:: Dataset excerpts ::

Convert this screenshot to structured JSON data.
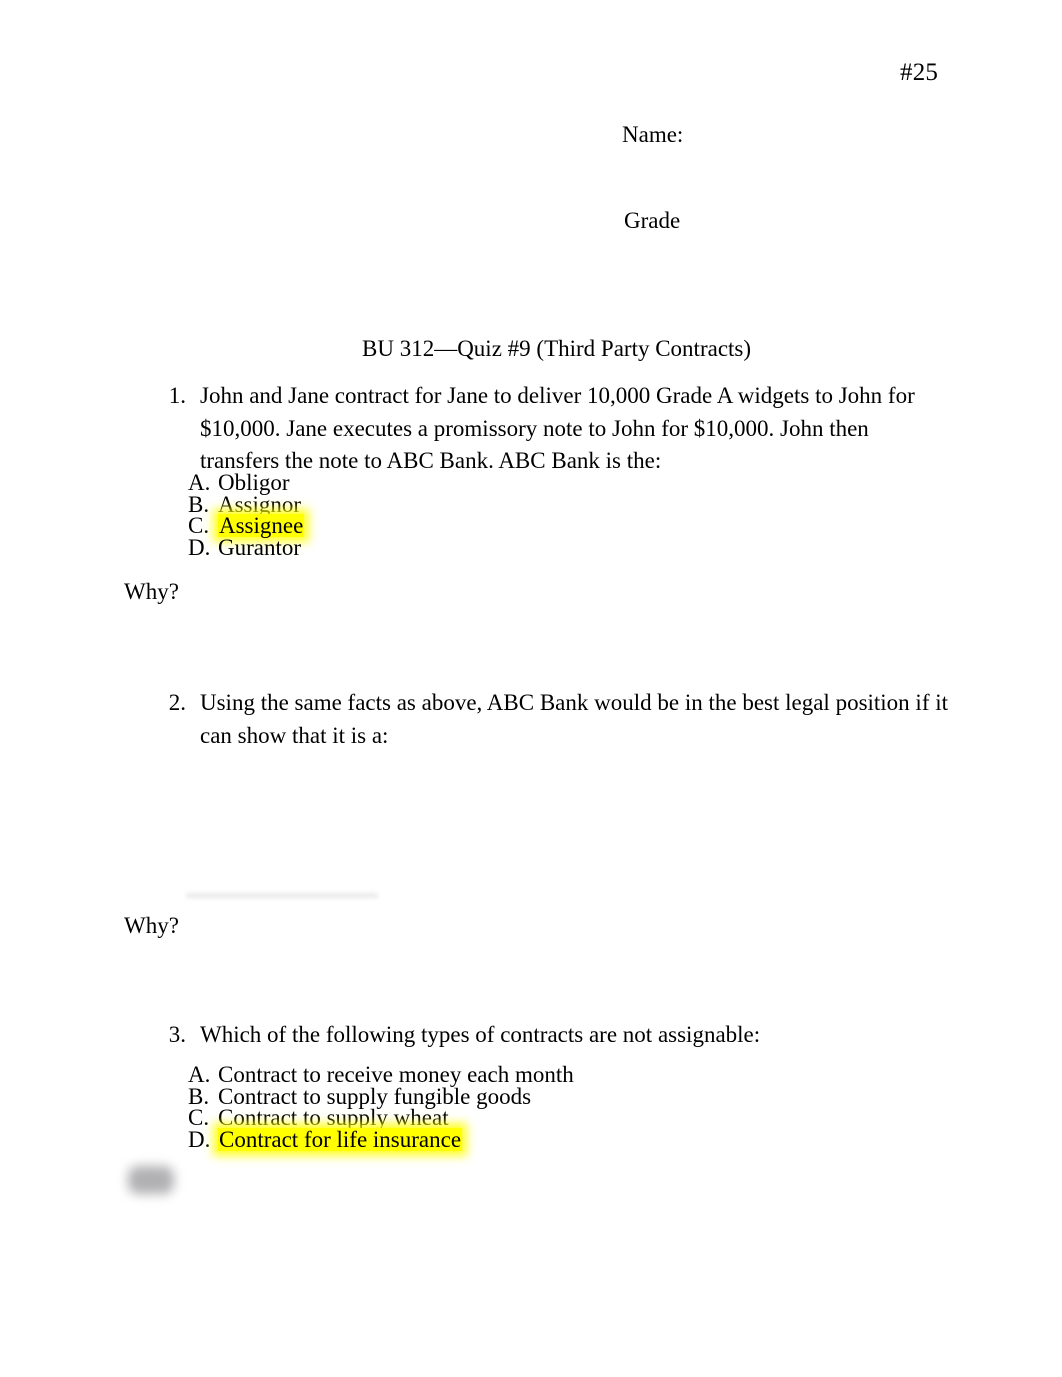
{
  "document": {
    "page_number_mark": "#25",
    "name_label": "Name:",
    "grade_label": "Grade",
    "title": "BU 312—Quiz #9 (Third Party Contracts)",
    "why_prompt_1": "Why?",
    "why_prompt_2": "Why?",
    "highlight_color": "#ffff00"
  },
  "questions": [
    {
      "number": "1.",
      "text": "John and Jane contract for Jane to deliver 10,000 Grade A widgets to John for $10,000. Jane executes a promissory note to John for $10,000.  John then transfers the note to ABC Bank. ABC Bank is the:",
      "options": [
        {
          "letter": "A.",
          "label": "Obligor",
          "highlighted": false
        },
        {
          "letter": "B.",
          "label": "Assignor",
          "highlighted": false
        },
        {
          "letter": "C.",
          "label": "Assignee",
          "highlighted": true
        },
        {
          "letter": "D.",
          "label": "Gurantor",
          "highlighted": false
        }
      ]
    },
    {
      "number": "2.",
      "text": "Using the same facts as above, ABC Bank would be in the best legal position if it can show that it is a:",
      "options": []
    },
    {
      "number": "3.",
      "text": "Which of the following types of contracts are not assignable:",
      "options": [
        {
          "letter": "A.",
          "label": "Contract to receive money each month",
          "highlighted": false
        },
        {
          "letter": "B.",
          "label": "Contract to supply fungible goods",
          "highlighted": false
        },
        {
          "letter": "C.",
          "label": "Contract to supply wheat",
          "highlighted": false
        },
        {
          "letter": "D.",
          "label": "Contract for life insurance",
          "highlighted": true
        }
      ]
    }
  ]
}
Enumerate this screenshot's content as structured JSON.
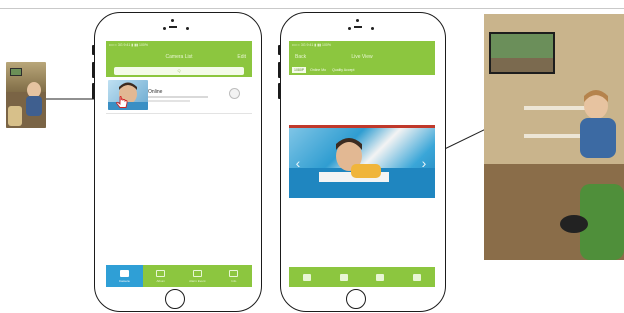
{
  "phone1": {
    "status_text": "•••○○ 3G    9:41    ▮ ▮▮ 100%",
    "nav_title": "Camera List",
    "nav_right": "Edit",
    "search_placeholder": "Q",
    "camera": {
      "status": "Online",
      "meta": ""
    },
    "tabs": [
      {
        "label": "Camera",
        "active": true
      },
      {
        "label": "Album",
        "active": false
      },
      {
        "label": "Alarm Event",
        "active": false
      },
      {
        "label": "Info",
        "active": false
      }
    ]
  },
  "phone2": {
    "status_text": "•••○○ 3G    9:41    ▮ ▮▮ 100%",
    "nav_left": "Back",
    "nav_title": "Live View",
    "segments": [
      "1080P",
      "Online Mo",
      "Quality Accept"
    ],
    "controls": [
      "speaker-icon",
      "camera-icon",
      "album-icon",
      "record-icon"
    ]
  },
  "colors": {
    "green": "#8cc63f",
    "blue": "#2f9fd6",
    "video_blue": "#2f9dd1"
  }
}
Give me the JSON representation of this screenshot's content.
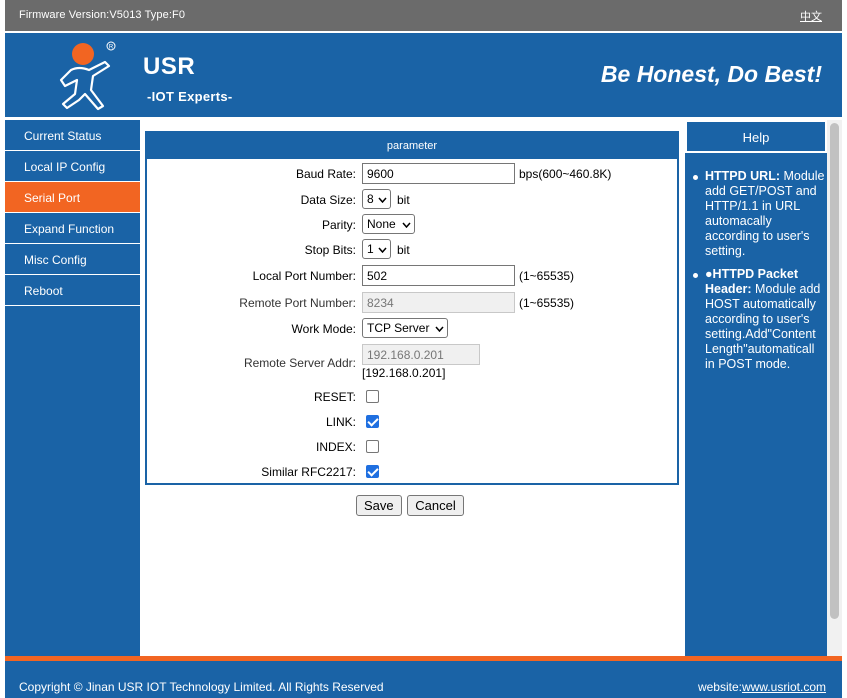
{
  "topbar": {
    "firmware": "Firmware Version:V5013 Type:F0",
    "lang_link": "中文"
  },
  "header": {
    "brand": "USR",
    "subbrand": "-IOT Experts-",
    "slogan": "Be Honest, Do Best!"
  },
  "nav": {
    "items": [
      {
        "label": "Current Status",
        "active": false
      },
      {
        "label": "Local IP Config",
        "active": false
      },
      {
        "label": "Serial Port",
        "active": true
      },
      {
        "label": "Expand Function",
        "active": false
      },
      {
        "label": "Misc Config",
        "active": false
      },
      {
        "label": "Reboot",
        "active": false
      }
    ]
  },
  "panel": {
    "title": "parameter",
    "baud_rate": {
      "label": "Baud Rate:",
      "value": "9600",
      "unit": "bps(600~460.8K)"
    },
    "data_size": {
      "label": "Data Size:",
      "value": "8",
      "unit": "bit"
    },
    "parity": {
      "label": "Parity:",
      "value": "None"
    },
    "stop_bits": {
      "label": "Stop Bits:",
      "value": "1",
      "unit": "bit"
    },
    "local_port": {
      "label": "Local Port Number:",
      "value": "502",
      "unit": "(1~65535)"
    },
    "remote_port": {
      "label": "Remote Port Number:",
      "value": "8234",
      "unit": "(1~65535)"
    },
    "work_mode": {
      "label": "Work Mode:",
      "value": "TCP Server"
    },
    "remote_server": {
      "label": "Remote Server Addr:",
      "value": "192.168.0.201",
      "hint": "[192.168.0.201]"
    },
    "reset": {
      "label": "RESET:",
      "checked": false
    },
    "link": {
      "label": "LINK:",
      "checked": true
    },
    "index": {
      "label": "INDEX:",
      "checked": false
    },
    "rfc2217": {
      "label": "Similar RFC2217:",
      "checked": true
    }
  },
  "buttons": {
    "save": "Save",
    "cancel": "Cancel"
  },
  "help": {
    "title": "Help",
    "items": [
      {
        "heading": "HTTPD URL:",
        "text": "Module add GET/POST and HTTP/1.1 in URL automacally according to user's setting."
      },
      {
        "heading": "●HTTPD Packet Header:",
        "text": "Module add HOST automatically according to user's setting.Add\"Content Length\"automaticall in POST mode."
      }
    ]
  },
  "footer": {
    "copyright": "Copyright © Jinan USR IOT Technology Limited. All Rights Reserved",
    "website_label": "website:",
    "website": "www.usriot.com"
  },
  "colors": {
    "primary": "#1a63a6",
    "accent": "#f26522",
    "topbar": "#6b6b6b"
  }
}
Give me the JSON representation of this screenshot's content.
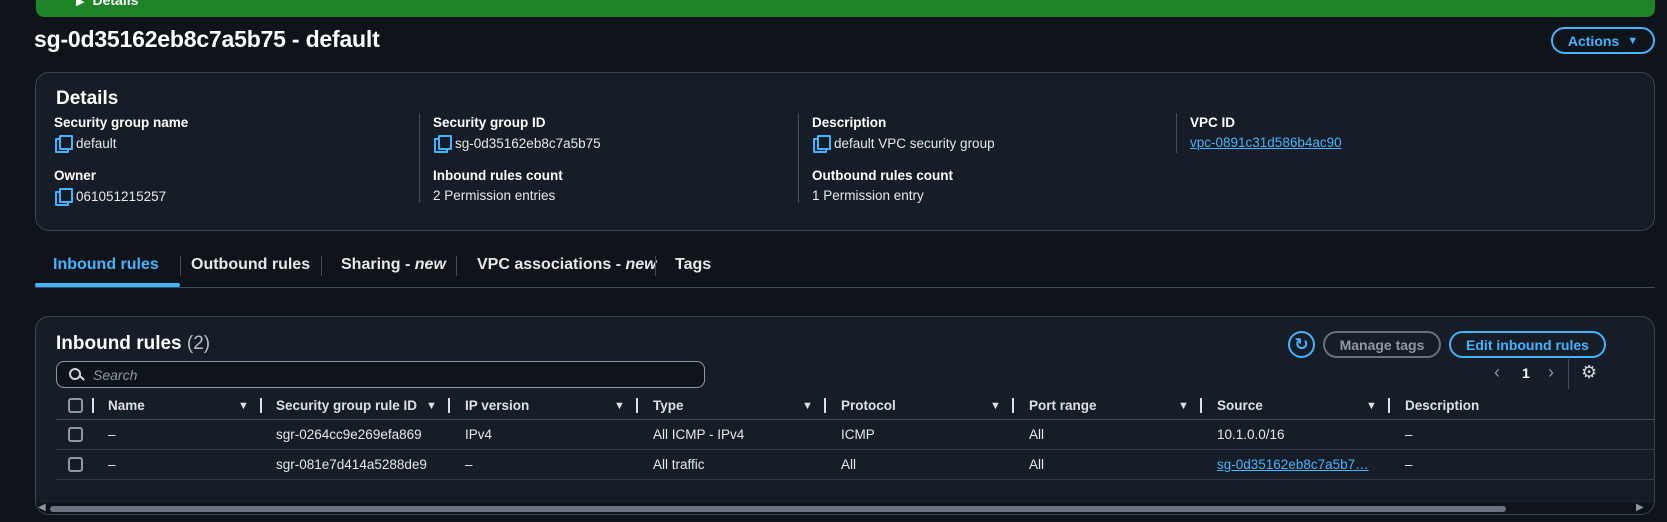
{
  "flash": {
    "label": "Details"
  },
  "page": {
    "title": "sg-0d35162eb8c7a5b75 - default",
    "actions_label": "Actions"
  },
  "details": {
    "heading": "Details",
    "fields": {
      "sg_name": {
        "label": "Security group name",
        "value": "default"
      },
      "sg_id": {
        "label": "Security group ID",
        "value": "sg-0d35162eb8c7a5b75"
      },
      "description": {
        "label": "Description",
        "value": "default VPC security group"
      },
      "vpc_id": {
        "label": "VPC ID",
        "value": "vpc-0891c31d586b4ac90"
      },
      "owner": {
        "label": "Owner",
        "value": "061051215257"
      },
      "inbound_count": {
        "label": "Inbound rules count",
        "value": "2 Permission entries"
      },
      "outbound_count": {
        "label": "Outbound rules count",
        "value": "1 Permission entry"
      }
    }
  },
  "tabs": {
    "inbound": "Inbound rules",
    "outbound": "Outbound rules",
    "sharing": "Sharing - ",
    "sharing_new": "new",
    "vpc_assoc": "VPC associations - ",
    "vpc_assoc_new": "new",
    "tags": "Tags"
  },
  "rules": {
    "title": "Inbound rules",
    "count": "(2)",
    "manage_tags_label": "Manage tags",
    "edit_label": "Edit inbound rules",
    "search_placeholder": "Search",
    "page_number": "1",
    "columns": {
      "name": "Name",
      "rule_id": "Security group rule ID",
      "ip_version": "IP version",
      "type": "Type",
      "protocol": "Protocol",
      "port_range": "Port range",
      "source": "Source",
      "description": "Description"
    },
    "rows": [
      {
        "name": "–",
        "rule_id": "sgr-0264cc9e269efa869",
        "ip_version": "IPv4",
        "type": "All ICMP - IPv4",
        "protocol": "ICMP",
        "port_range": "All",
        "source": "10.1.0.0/16",
        "description": "–"
      },
      {
        "name": "–",
        "rule_id": "sgr-081e7d414a5288de9",
        "ip_version": "–",
        "type": "All traffic",
        "protocol": "All",
        "port_range": "All",
        "source": "sg-0d35162eb8c7a5b7…",
        "description": "–"
      }
    ]
  },
  "icons": {
    "copy": "copy-icon",
    "refresh": "refresh-icon",
    "search": "search-icon",
    "settings": "gear-icon"
  },
  "colors": {
    "accent": "#42b4ff",
    "success_banner": "#1f8427",
    "background": "#0f141a",
    "panel": "#161d26"
  }
}
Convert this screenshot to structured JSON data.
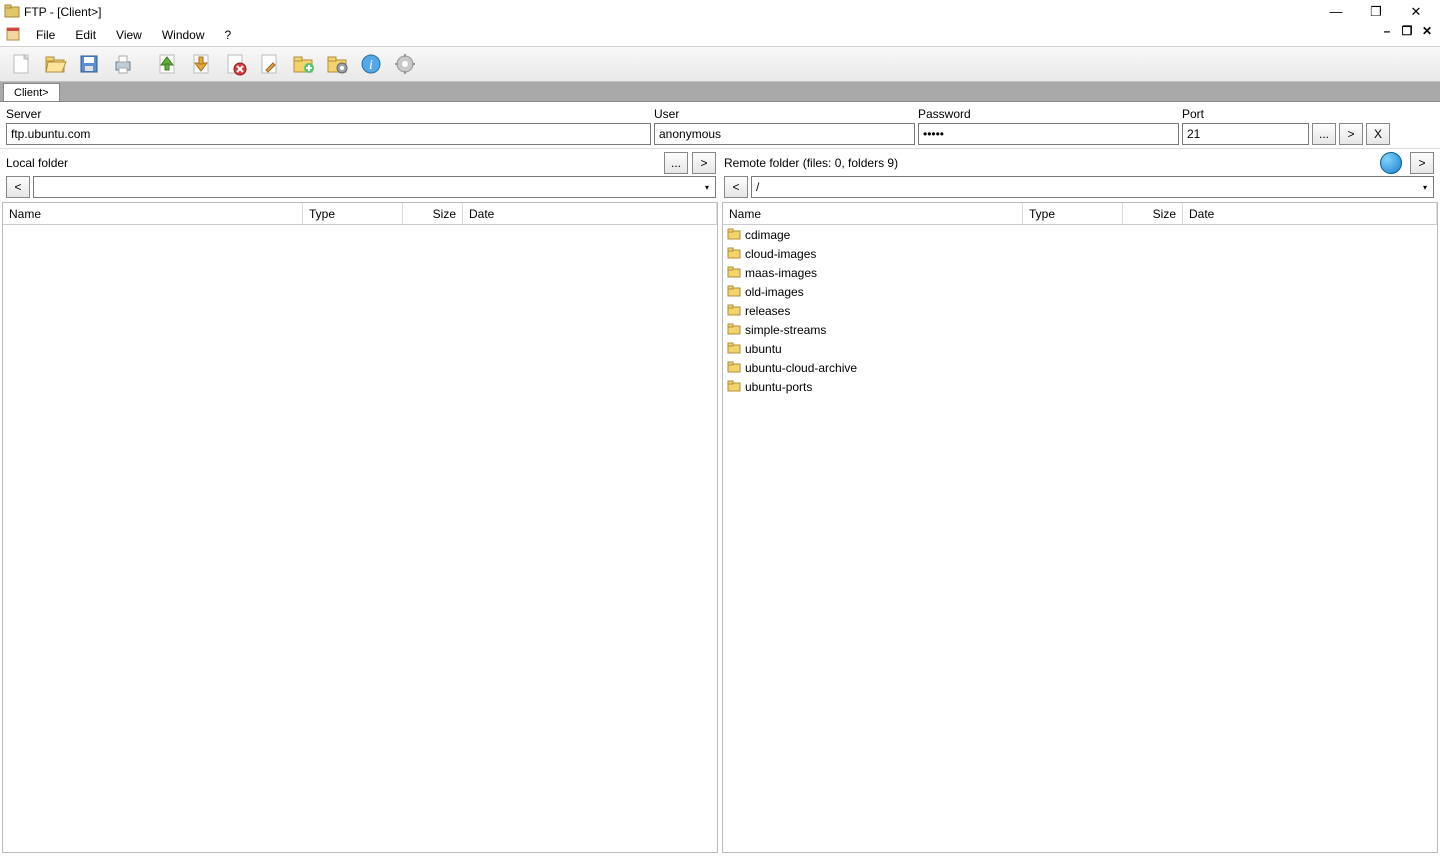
{
  "window": {
    "title": "FTP - [Client>]"
  },
  "menu": {
    "items": [
      "File",
      "Edit",
      "View",
      "Window",
      "?"
    ]
  },
  "tabs": {
    "active": "Client>"
  },
  "connection": {
    "server_label": "Server",
    "server_value": "ftp.ubuntu.com",
    "user_label": "User",
    "user_value": "anonymous",
    "password_label": "Password",
    "password_value": "•••••",
    "port_label": "Port",
    "port_value": "21",
    "browse_btn": "...",
    "go_btn": ">",
    "close_btn": "X"
  },
  "local": {
    "label": "Local folder",
    "path": "",
    "browse": "...",
    "go": ">",
    "back": "<"
  },
  "remote": {
    "label": "Remote folder (files: 0, folders 9)",
    "path": "/",
    "go": ">",
    "back": "<"
  },
  "columns": {
    "name": "Name",
    "type": "Type",
    "size": "Size",
    "date": "Date"
  },
  "remote_files": [
    {
      "name": "cdimage"
    },
    {
      "name": "cloud-images"
    },
    {
      "name": "maas-images"
    },
    {
      "name": "old-images"
    },
    {
      "name": "releases"
    },
    {
      "name": "simple-streams"
    },
    {
      "name": "ubuntu"
    },
    {
      "name": "ubuntu-cloud-archive"
    },
    {
      "name": "ubuntu-ports"
    }
  ],
  "titlebar_controls": {
    "min": "—",
    "max": "❐",
    "close": "✕"
  },
  "mdi_controls": {
    "min": "–",
    "max": "❐",
    "close": "✕"
  }
}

:::

- Problem to work on
Gather each line from the listing above that holds "cloud".

- The result
      "name": "cloud-images"
      "name": "ubuntu-cloud-archive"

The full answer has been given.